## Written instruction
All of the material below is to be retyped exactly.

## Data in this exercise

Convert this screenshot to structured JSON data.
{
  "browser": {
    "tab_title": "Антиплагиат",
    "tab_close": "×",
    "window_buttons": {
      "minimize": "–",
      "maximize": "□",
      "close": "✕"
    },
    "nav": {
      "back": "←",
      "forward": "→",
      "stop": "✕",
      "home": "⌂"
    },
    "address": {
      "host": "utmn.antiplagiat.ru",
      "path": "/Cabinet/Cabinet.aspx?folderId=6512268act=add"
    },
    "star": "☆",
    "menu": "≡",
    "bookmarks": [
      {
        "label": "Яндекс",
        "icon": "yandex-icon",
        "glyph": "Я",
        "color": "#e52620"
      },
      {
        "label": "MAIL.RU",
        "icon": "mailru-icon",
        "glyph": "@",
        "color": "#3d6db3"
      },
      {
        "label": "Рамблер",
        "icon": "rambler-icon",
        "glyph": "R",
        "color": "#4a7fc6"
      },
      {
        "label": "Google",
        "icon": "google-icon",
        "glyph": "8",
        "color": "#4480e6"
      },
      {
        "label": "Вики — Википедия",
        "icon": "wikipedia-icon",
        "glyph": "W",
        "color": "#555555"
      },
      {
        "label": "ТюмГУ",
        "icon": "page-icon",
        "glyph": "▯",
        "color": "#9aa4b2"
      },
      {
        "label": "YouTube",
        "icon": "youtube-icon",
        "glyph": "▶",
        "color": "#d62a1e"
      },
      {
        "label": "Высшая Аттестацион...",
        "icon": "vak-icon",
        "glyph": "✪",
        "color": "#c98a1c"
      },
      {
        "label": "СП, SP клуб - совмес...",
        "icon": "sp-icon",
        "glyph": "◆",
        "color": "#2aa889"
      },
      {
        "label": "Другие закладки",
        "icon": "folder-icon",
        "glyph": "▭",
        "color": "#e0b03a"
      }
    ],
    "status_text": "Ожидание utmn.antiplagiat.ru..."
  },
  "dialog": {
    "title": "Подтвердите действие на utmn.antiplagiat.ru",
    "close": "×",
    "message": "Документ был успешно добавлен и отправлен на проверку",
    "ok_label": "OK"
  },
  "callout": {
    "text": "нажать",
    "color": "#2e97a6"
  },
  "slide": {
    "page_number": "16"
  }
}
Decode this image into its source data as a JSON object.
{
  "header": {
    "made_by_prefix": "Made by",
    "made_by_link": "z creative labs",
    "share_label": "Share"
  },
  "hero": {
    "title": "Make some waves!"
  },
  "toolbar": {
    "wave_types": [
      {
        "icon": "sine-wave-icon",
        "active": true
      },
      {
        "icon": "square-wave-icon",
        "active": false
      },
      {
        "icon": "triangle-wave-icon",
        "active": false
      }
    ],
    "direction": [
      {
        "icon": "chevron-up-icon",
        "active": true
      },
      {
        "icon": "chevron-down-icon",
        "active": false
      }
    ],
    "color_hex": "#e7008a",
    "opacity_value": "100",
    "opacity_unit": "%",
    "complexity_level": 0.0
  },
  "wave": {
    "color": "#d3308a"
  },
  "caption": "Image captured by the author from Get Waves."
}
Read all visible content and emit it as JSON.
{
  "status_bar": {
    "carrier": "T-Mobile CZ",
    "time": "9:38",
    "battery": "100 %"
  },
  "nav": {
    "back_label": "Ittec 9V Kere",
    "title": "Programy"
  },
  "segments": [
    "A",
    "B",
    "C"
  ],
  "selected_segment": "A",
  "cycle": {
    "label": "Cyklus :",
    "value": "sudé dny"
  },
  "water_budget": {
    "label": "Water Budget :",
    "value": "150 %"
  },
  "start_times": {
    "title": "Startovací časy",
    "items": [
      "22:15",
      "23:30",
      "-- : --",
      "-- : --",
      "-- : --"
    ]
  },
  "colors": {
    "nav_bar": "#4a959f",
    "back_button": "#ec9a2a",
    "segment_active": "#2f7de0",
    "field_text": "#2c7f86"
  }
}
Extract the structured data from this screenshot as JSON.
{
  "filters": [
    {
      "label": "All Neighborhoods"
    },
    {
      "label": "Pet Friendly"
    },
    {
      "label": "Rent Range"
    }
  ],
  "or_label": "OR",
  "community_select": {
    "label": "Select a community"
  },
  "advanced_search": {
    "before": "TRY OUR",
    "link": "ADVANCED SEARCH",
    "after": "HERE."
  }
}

## Response below
Convert this screenshot to structured JSON data.
{
  "browser": {
    "tab_title": "Антиплагиат",
    "tab_close": "×",
    "window_buttons": {
      "minimize": "–",
      "maximize": "□",
      "close": "✕"
    },
    "nav": {
      "back": "←",
      "forward": "→",
      "stop": "✕",
      "home": "⌂"
    },
    "address": {
      "host": "utmn.antiplagiat.ru",
      "path": "/Cabinet/Cabinet.aspx?folderId=6512268act=add"
    },
    "star": "☆",
    "menu": "≡",
    "bookmarks": [
      {
        "label": "Яндекс",
        "icon": "yandex-icon",
        "glyph": "Я",
        "color": "#e52620"
      },
      {
        "label": "MAIL.RU",
        "icon": "mailru-icon",
        "glyph": "@",
        "color": "#3d6db3"
      },
      {
        "label": "Рамблер",
        "icon": "rambler-icon",
        "glyph": "R",
        "color": "#4a7fc6"
      },
      {
        "label": "Google",
        "icon": "google-icon",
        "glyph": "8",
        "color": "#4480e6"
      },
      {
        "label": "Вики — Википедия",
        "icon": "wikipedia-icon",
        "glyph": "W",
        "color": "#555555"
      },
      {
        "label": "ТюмГУ",
        "icon": "page-icon",
        "glyph": "▯",
        "color": "#9aa4b2"
      },
      {
        "label": "YouTube",
        "icon": "youtube-icon",
        "glyph": "▶",
        "color": "#d62a1e"
      },
      {
        "label": "Высшая Аттестацион...",
        "icon": "vak-icon",
        "glyph": "✪",
        "color": "#c98a1c"
      },
      {
        "label": "СП, SP клуб - совмес...",
        "icon": "sp-icon",
        "glyph": "◆",
        "color": "#2aa889"
      },
      {
        "label": "Другие закладки",
        "icon": "folder-icon",
        "glyph": "▭",
        "color": "#e0b03a"
      }
    ],
    "status_text": "Ожидание utmn.antiplagiat.ru..."
  },
  "dialog": {
    "title": "Подтвердите действие на utmn.antiplagiat.ru",
    "close": "×",
    "message": "Документ был успешно добавлен и отправлен на проверку",
    "ok_label": "OK"
  },
  "callout": {
    "text": "нажать",
    "color": "#2e97a6"
  },
  "slide": {
    "page_number": "16"
  }
}
Decode this image into its source data as a JSON object.
{
  "header": {
    "made_by_prefix": "Made by",
    "made_by_link": "z creative labs",
    "share_label": "Share"
  },
  "hero": {
    "title": "Make some waves!"
  },
  "toolbar": {
    "wave_types": [
      {
        "icon": "sine-wave-icon",
        "active": true
      },
      {
        "icon": "square-wave-icon",
        "active": false
      },
      {
        "icon": "triangle-wave-icon",
        "active": false
      }
    ],
    "direction": [
      {
        "icon": "chevron-up-icon",
        "active": true
      },
      {
        "icon": "chevron-down-icon",
        "active": false
      }
    ],
    "color_hex": "#e7008a",
    "opacity_value": "100",
    "opacity_unit": "%",
    "complexity_level": 0.0
  },
  "wave": {
    "color": "#d3308a"
  },
  "caption": "Image captured by the author from Get Waves."
}
Read all visible content and emit it as JSON.
{
  "status_bar": {
    "carrier": "T-Mobile CZ",
    "time": "9:38",
    "battery": "100 %"
  },
  "nav": {
    "back_label": "Ittec 9V Kere",
    "title": "Programy"
  },
  "segments": [
    "A",
    "B",
    "C"
  ],
  "selected_segment": "A",
  "cycle": {
    "label": "Cyklus :",
    "value": "sudé dny"
  },
  "water_budget": {
    "label": "Water Budget :",
    "value": "150 %"
  },
  "start_times": {
    "title": "Startovací časy",
    "items": [
      "22:15",
      "23:30",
      "-- : --",
      "-- : --",
      "-- : --"
    ]
  },
  "colors": {
    "nav_bar": "#4a959f",
    "back_button": "#ec9a2a",
    "segment_active": "#2f7de0",
    "field_text": "#2c7f86"
  }
}
Extract the structured data from this screenshot as JSON.
{
  "filters": [
    {
      "label": "All Neighborhoods"
    },
    {
      "label": "Pet Friendly"
    },
    {
      "label": "Rent Range"
    }
  ],
  "or_label": "OR",
  "community_select": {
    "label": "Select a community"
  },
  "advanced_search": {
    "before": "TRY OUR",
    "link": "ADVANCED SEARCH",
    "after": "HERE."
  }
}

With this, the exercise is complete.